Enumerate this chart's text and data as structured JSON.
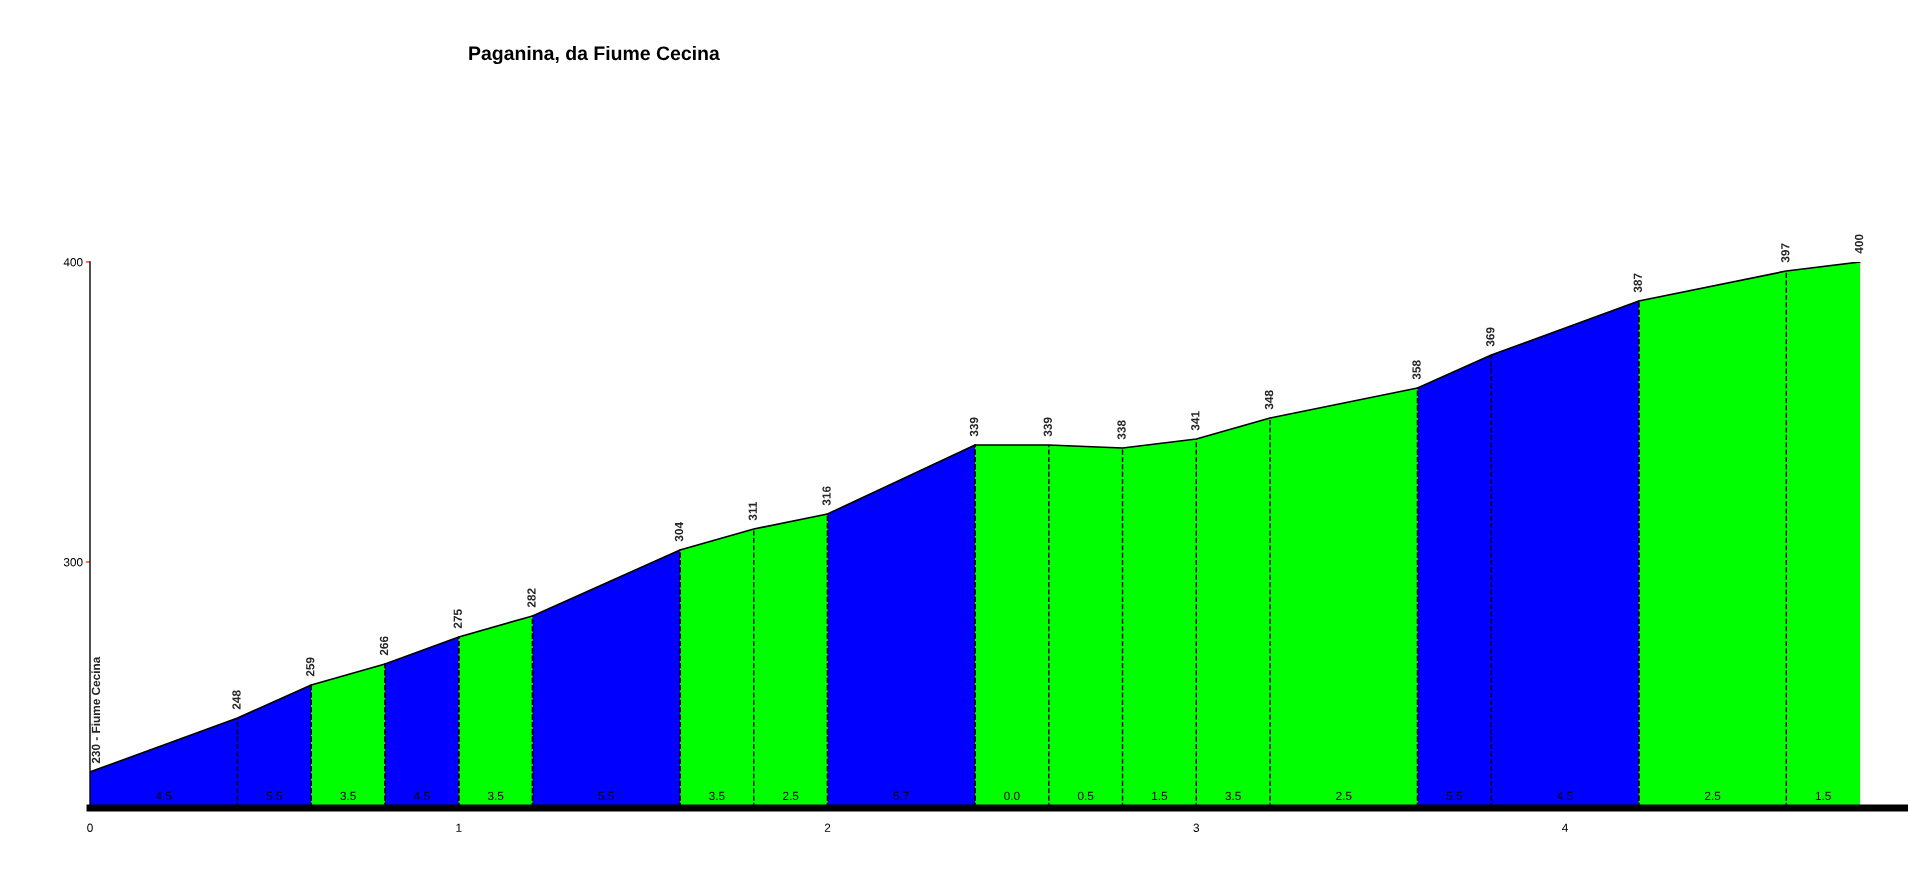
{
  "chart_data": {
    "type": "area",
    "title": "Paganina, da Fiume Cecina",
    "series": [
      {
        "color": "#0000ff",
        "x": [
          0,
          0.4,
          0.6
        ],
        "values": [
          230,
          248,
          259
        ],
        "value_labels": [
          "230 - Fiume Cecina",
          "248",
          "259"
        ]
      },
      {
        "color": "#00ff00",
        "x": [
          0.6,
          0.8
        ],
        "values": [
          259,
          266
        ],
        "value_labels": [
          null,
          "266"
        ]
      },
      {
        "color": "#0000ff",
        "x": [
          0.8,
          1.0
        ],
        "values": [
          266,
          275
        ],
        "value_labels": [
          null,
          "275"
        ]
      },
      {
        "color": "#00ff00",
        "x": [
          1.0,
          1.2
        ],
        "values": [
          275,
          282
        ],
        "value_labels": [
          null,
          "282"
        ]
      },
      {
        "color": "#0000ff",
        "x": [
          1.2,
          1.6
        ],
        "values": [
          282,
          304
        ],
        "value_labels": [
          null,
          "304"
        ]
      },
      {
        "color": "#00ff00",
        "x": [
          1.6,
          1.8,
          2.0
        ],
        "values": [
          304,
          311,
          316
        ],
        "value_labels": [
          null,
          "311",
          "316"
        ]
      },
      {
        "color": "#0000ff",
        "x": [
          2.0,
          2.4
        ],
        "values": [
          316,
          339
        ],
        "value_labels": [
          null,
          "339"
        ]
      },
      {
        "color": "#00ff00",
        "x": [
          2.4,
          2.6,
          2.8,
          3.0,
          3.2,
          3.6
        ],
        "values": [
          339,
          339,
          338,
          341,
          348,
          358
        ],
        "value_labels": [
          null,
          "339",
          "338",
          "341",
          "348",
          "358"
        ]
      },
      {
        "color": "#0000ff",
        "x": [
          3.6,
          3.8,
          4.2
        ],
        "values": [
          358,
          369,
          387
        ],
        "value_labels": [
          null,
          "369",
          "387"
        ]
      },
      {
        "color": "#00ff00",
        "x": [
          4.2,
          4.6,
          4.8
        ],
        "values": [
          387,
          397,
          400
        ],
        "value_labels": [
          null,
          "397",
          "400"
        ]
      }
    ],
    "annotations": [
      "4.5",
      "5.5",
      "3.5",
      "4.5",
      "3.5",
      "5.5",
      "3.5",
      "2.5",
      "5.7",
      "0.0",
      "0.5",
      "1.5",
      "3.5",
      "2.5",
      "5.5",
      "4.5",
      "2.5",
      "1.5"
    ],
    "xlim": [
      0,
      4.93
    ],
    "ylim": [
      218,
      400
    ],
    "xticks": [
      0,
      1,
      2,
      3,
      4
    ],
    "yticks": [
      300,
      400
    ],
    "legend": false
  }
}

------------------------------------------------------------------------

▸ What you need to do
Leave the pictures out and write out every entry exactly as given.

▸ Answer below
Enumerate this chart's text and data as structured JSON.
{
  "chart_data": {
    "type": "area",
    "title": "Paganina, da Fiume Cecina",
    "series": [
      {
        "color": "#0000ff",
        "x": [
          0,
          0.4,
          0.6
        ],
        "values": [
          230,
          248,
          259
        ],
        "value_labels": [
          "230 - Fiume Cecina",
          "248",
          "259"
        ]
      },
      {
        "color": "#00ff00",
        "x": [
          0.6,
          0.8
        ],
        "values": [
          259,
          266
        ],
        "value_labels": [
          null,
          "266"
        ]
      },
      {
        "color": "#0000ff",
        "x": [
          0.8,
          1.0
        ],
        "values": [
          266,
          275
        ],
        "value_labels": [
          null,
          "275"
        ]
      },
      {
        "color": "#00ff00",
        "x": [
          1.0,
          1.2
        ],
        "values": [
          275,
          282
        ],
        "value_labels": [
          null,
          "282"
        ]
      },
      {
        "color": "#0000ff",
        "x": [
          1.2,
          1.6
        ],
        "values": [
          282,
          304
        ],
        "value_labels": [
          null,
          "304"
        ]
      },
      {
        "color": "#00ff00",
        "x": [
          1.6,
          1.8,
          2.0
        ],
        "values": [
          304,
          311,
          316
        ],
        "value_labels": [
          null,
          "311",
          "316"
        ]
      },
      {
        "color": "#0000ff",
        "x": [
          2.0,
          2.4
        ],
        "values": [
          316,
          339
        ],
        "value_labels": [
          null,
          "339"
        ]
      },
      {
        "color": "#00ff00",
        "x": [
          2.4,
          2.6,
          2.8,
          3.0,
          3.2,
          3.6
        ],
        "values": [
          339,
          339,
          338,
          341,
          348,
          358
        ],
        "value_labels": [
          null,
          "339",
          "338",
          "341",
          "348",
          "358"
        ]
      },
      {
        "color": "#0000ff",
        "x": [
          3.6,
          3.8,
          4.2
        ],
        "values": [
          358,
          369,
          387
        ],
        "value_labels": [
          null,
          "369",
          "387"
        ]
      },
      {
        "color": "#00ff00",
        "x": [
          4.2,
          4.6,
          4.8
        ],
        "values": [
          387,
          397,
          400
        ],
        "value_labels": [
          null,
          "397",
          "400"
        ]
      }
    ],
    "annotations": [
      "4.5",
      "5.5",
      "3.5",
      "4.5",
      "3.5",
      "5.5",
      "3.5",
      "2.5",
      "5.7",
      "0.0",
      "0.5",
      "1.5",
      "3.5",
      "2.5",
      "5.5",
      "4.5",
      "2.5",
      "1.5"
    ],
    "xlim": [
      0,
      4.93
    ],
    "ylim": [
      218,
      400
    ],
    "xticks": [
      0,
      1,
      2,
      3,
      4
    ],
    "yticks": [
      300,
      400
    ],
    "legend": false
  }
}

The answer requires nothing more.